### [YOUR INSTRUCTIONS]
Images are excluded; otherwise, output every record exactly.

### [THE RECORDS]
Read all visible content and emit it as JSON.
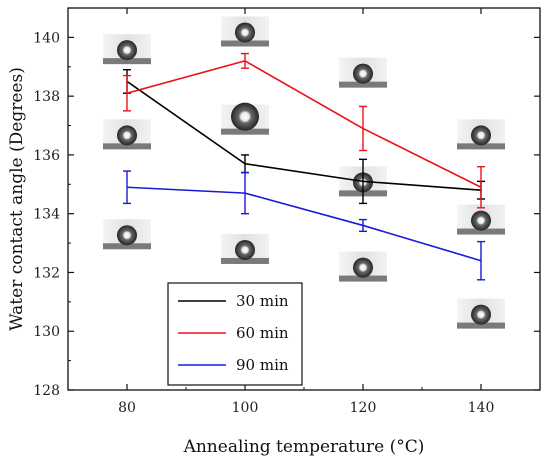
{
  "chart_data": {
    "type": "line",
    "title": "",
    "xlabel": "Annealing temperature (°C)",
    "ylabel": "Water contact angle (Degrees)",
    "x": [
      80,
      100,
      120,
      140
    ],
    "xlim": [
      70,
      150
    ],
    "ylim": [
      128,
      141
    ],
    "xticks": [
      "80",
      "100",
      "120",
      "140"
    ],
    "yticks": [
      "128",
      "130",
      "132",
      "134",
      "136",
      "138",
      "140"
    ],
    "grid": false,
    "error_bars": true,
    "legend_position": "bottom-left",
    "series": [
      {
        "name": "30 min",
        "color": "#000000",
        "values": [
          138.5,
          135.7,
          135.1,
          134.8
        ],
        "errors": [
          0.4,
          0.3,
          0.75,
          0.3
        ]
      },
      {
        "name": "60 min",
        "color": "#e8141b",
        "values": [
          138.1,
          139.2,
          136.9,
          134.9
        ],
        "errors": [
          0.6,
          0.25,
          0.75,
          0.7
        ]
      },
      {
        "name": "90 min",
        "color": "#1a1ad6",
        "values": [
          134.9,
          134.7,
          133.6,
          132.4
        ],
        "errors": [
          0.55,
          0.7,
          0.2,
          0.65
        ]
      }
    ],
    "droplet_images": [
      {
        "x": 80,
        "y": 139.6
      },
      {
        "x": 80,
        "y": 136.7
      },
      {
        "x": 80,
        "y": 133.3
      },
      {
        "x": 100,
        "y": 140.2
      },
      {
        "x": 100,
        "y": 137.2
      },
      {
        "x": 100,
        "y": 132.8
      },
      {
        "x": 120,
        "y": 138.8
      },
      {
        "x": 120,
        "y": 135.1
      },
      {
        "x": 120,
        "y": 132.2
      },
      {
        "x": 140,
        "y": 136.7
      },
      {
        "x": 140,
        "y": 133.8
      },
      {
        "x": 140,
        "y": 130.6
      }
    ]
  }
}
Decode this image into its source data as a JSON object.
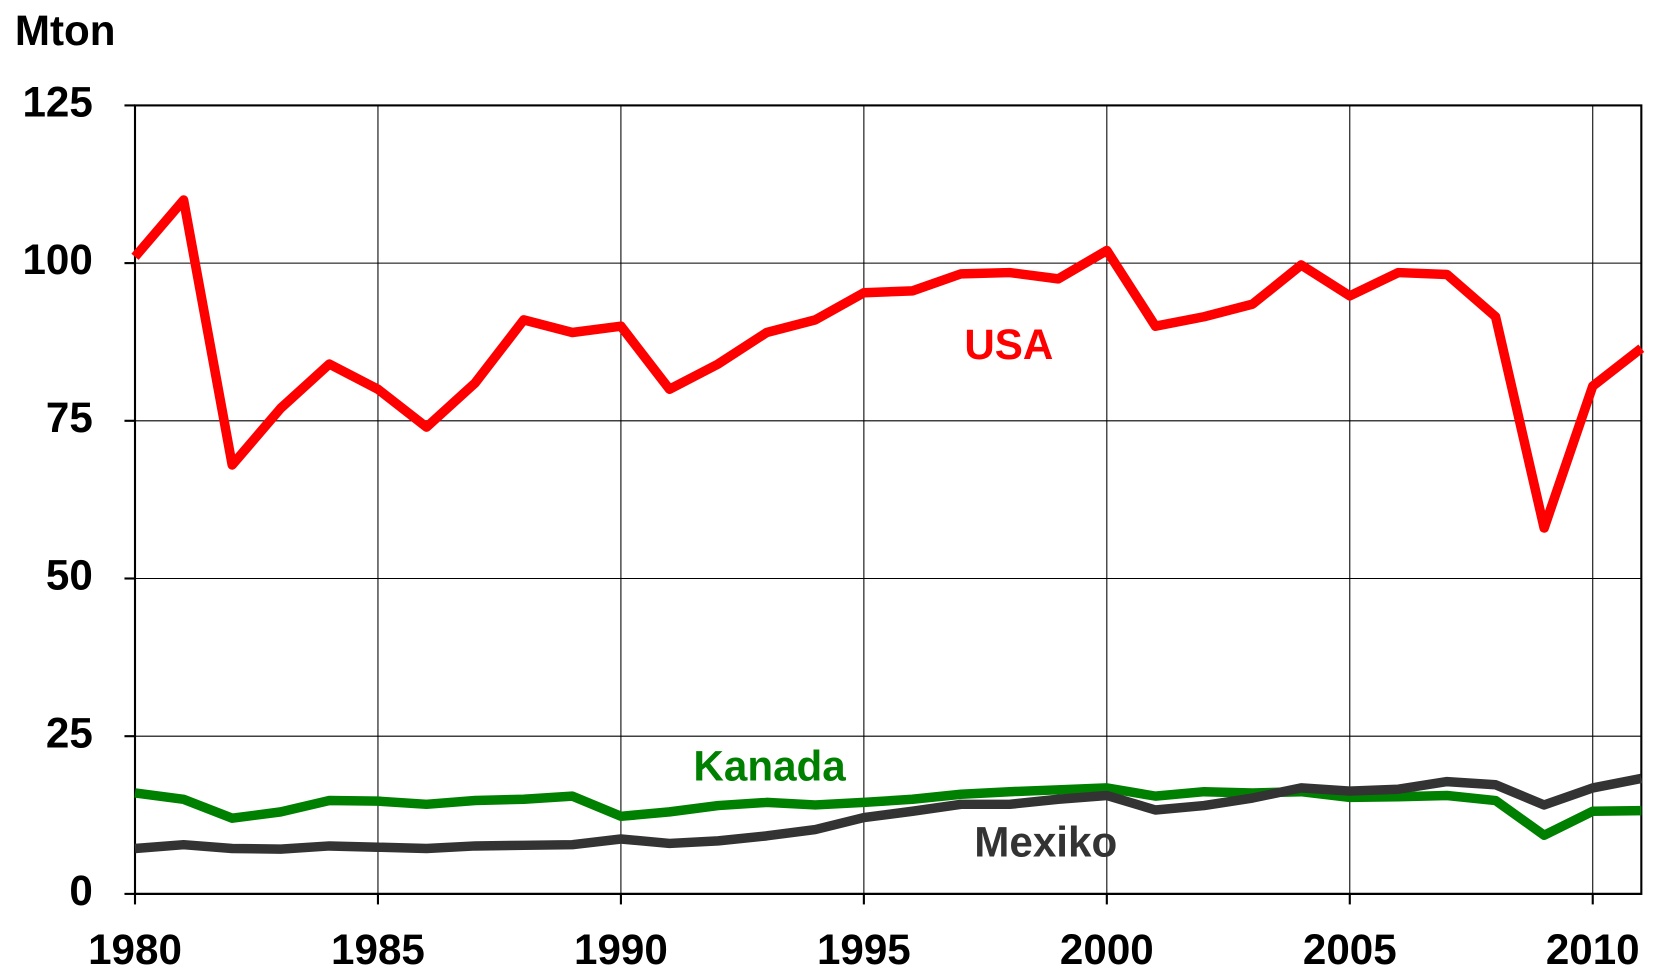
{
  "chart_data": {
    "type": "line",
    "y_label": "Mton",
    "x": [
      1980,
      1981,
      1982,
      1983,
      1984,
      1985,
      1986,
      1987,
      1988,
      1989,
      1990,
      1991,
      1992,
      1993,
      1994,
      1995,
      1996,
      1997,
      1998,
      1999,
      2000,
      2001,
      2002,
      2003,
      2004,
      2005,
      2006,
      2007,
      2008,
      2009,
      2010,
      2011
    ],
    "series": [
      {
        "name": "USA",
        "color": "#ff0000",
        "values": [
          101,
          110,
          68,
          77,
          84,
          80,
          74,
          81,
          91,
          89,
          90,
          80,
          84,
          89,
          91,
          95.3,
          95.6,
          98.3,
          98.5,
          97.5,
          102,
          90,
          91.5,
          93.5,
          99.7,
          94.8,
          98.5,
          98.2,
          91.5,
          58,
          80.5,
          86.5
        ]
      },
      {
        "name": "Kanada",
        "color": "#008000",
        "values": [
          16,
          15,
          12,
          13,
          14.8,
          14.7,
          14.2,
          14.8,
          15,
          15.5,
          12.3,
          13,
          14,
          14.5,
          14.1,
          14.5,
          15,
          15.8,
          16.2,
          16.5,
          16.8,
          15.5,
          16.2,
          16,
          16.2,
          15.3,
          15.4,
          15.6,
          14.8,
          9.3,
          13.1,
          13.2
        ]
      },
      {
        "name": "Mexiko",
        "color": "#333333",
        "values": [
          7.2,
          7.8,
          7.2,
          7.1,
          7.6,
          7.4,
          7.2,
          7.6,
          7.7,
          7.8,
          8.7,
          8,
          8.4,
          9.2,
          10.2,
          12.1,
          13.1,
          14.2,
          14.2,
          15,
          15.6,
          13.3,
          14,
          15.2,
          16.8,
          16.3,
          16.6,
          17.8,
          17.3,
          14.1,
          16.8,
          18.3
        ]
      }
    ],
    "xlim": [
      1980,
      2011
    ],
    "xticks": [
      1980,
      1985,
      1990,
      1995,
      2000,
      2005,
      2010
    ],
    "ylim": [
      0,
      125
    ],
    "yticks": [
      0,
      25,
      50,
      75,
      100,
      125
    ],
    "grid": true
  }
}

### [COMPLETED TASK]
Read all visible content and emit it as JSON.
{
  "chart_data": {
    "type": "line",
    "title": "",
    "xlabel": "Annealing temperature (°C)",
    "ylabel": "Water contact angle (Degrees)",
    "x": [
      80,
      100,
      120,
      140
    ],
    "xlim": [
      70,
      150
    ],
    "ylim": [
      128,
      141
    ],
    "xticks": [
      "80",
      "100",
      "120",
      "140"
    ],
    "yticks": [
      "128",
      "130",
      "132",
      "134",
      "136",
      "138",
      "140"
    ],
    "grid": false,
    "error_bars": true,
    "legend_position": "bottom-left",
    "series": [
      {
        "name": "30 min",
        "color": "#000000",
        "values": [
          138.5,
          135.7,
          135.1,
          134.8
        ],
        "errors": [
          0.4,
          0.3,
          0.75,
          0.3
        ]
      },
      {
        "name": "60 min",
        "color": "#e8141b",
        "values": [
          138.1,
          139.2,
          136.9,
          134.9
        ],
        "errors": [
          0.6,
          0.25,
          0.75,
          0.7
        ]
      },
      {
        "name": "90 min",
        "color": "#1a1ad6",
        "values": [
          134.9,
          134.7,
          133.6,
          132.4
        ],
        "errors": [
          0.55,
          0.7,
          0.2,
          0.65
        ]
      }
    ],
    "droplet_images": [
      {
        "x": 80,
        "y": 139.6
      },
      {
        "x": 80,
        "y": 136.7
      },
      {
        "x": 80,
        "y": 133.3
      },
      {
        "x": 100,
        "y": 140.2
      },
      {
        "x": 100,
        "y": 137.2
      },
      {
        "x": 100,
        "y": 132.8
      },
      {
        "x": 120,
        "y": 138.8
      },
      {
        "x": 120,
        "y": 135.1
      },
      {
        "x": 120,
        "y": 132.2
      },
      {
        "x": 140,
        "y": 136.7
      },
      {
        "x": 140,
        "y": 133.8
      },
      {
        "x": 140,
        "y": 130.6
      }
    ]
  }
}
Decode this image into its source data as a JSON object.
{
  "chart_data": {
    "type": "line",
    "y_label": "Mton",
    "x": [
      1980,
      1981,
      1982,
      1983,
      1984,
      1985,
      1986,
      1987,
      1988,
      1989,
      1990,
      1991,
      1992,
      1993,
      1994,
      1995,
      1996,
      1997,
      1998,
      1999,
      2000,
      2001,
      2002,
      2003,
      2004,
      2005,
      2006,
      2007,
      2008,
      2009,
      2010,
      2011
    ],
    "series": [
      {
        "name": "USA",
        "color": "#ff0000",
        "values": [
          101,
          110,
          68,
          77,
          84,
          80,
          74,
          81,
          91,
          89,
          90,
          80,
          84,
          89,
          91,
          95.3,
          95.6,
          98.3,
          98.5,
          97.5,
          102,
          90,
          91.5,
          93.5,
          99.7,
          94.8,
          98.5,
          98.2,
          91.5,
          58,
          80.5,
          86.5
        ]
      },
      {
        "name": "Kanada",
        "color": "#008000",
        "values": [
          16,
          15,
          12,
          13,
          14.8,
          14.7,
          14.2,
          14.8,
          15,
          15.5,
          12.3,
          13,
          14,
          14.5,
          14.1,
          14.5,
          15,
          15.8,
          16.2,
          16.5,
          16.8,
          15.5,
          16.2,
          16,
          16.2,
          15.3,
          15.4,
          15.6,
          14.8,
          9.3,
          13.1,
          13.2
        ]
      },
      {
        "name": "Mexiko",
        "color": "#333333",
        "values": [
          7.2,
          7.8,
          7.2,
          7.1,
          7.6,
          7.4,
          7.2,
          7.6,
          7.7,
          7.8,
          8.7,
          8,
          8.4,
          9.2,
          10.2,
          12.1,
          13.1,
          14.2,
          14.2,
          15,
          15.6,
          13.3,
          14,
          15.2,
          16.8,
          16.3,
          16.6,
          17.8,
          17.3,
          14.1,
          16.8,
          18.3
        ]
      }
    ],
    "xlim": [
      1980,
      2011
    ],
    "xticks": [
      1980,
      1985,
      1990,
      1995,
      2000,
      2005,
      2010
    ],
    "ylim": [
      0,
      125
    ],
    "yticks": [
      0,
      25,
      50,
      75,
      100,
      125
    ],
    "grid": true
  }
}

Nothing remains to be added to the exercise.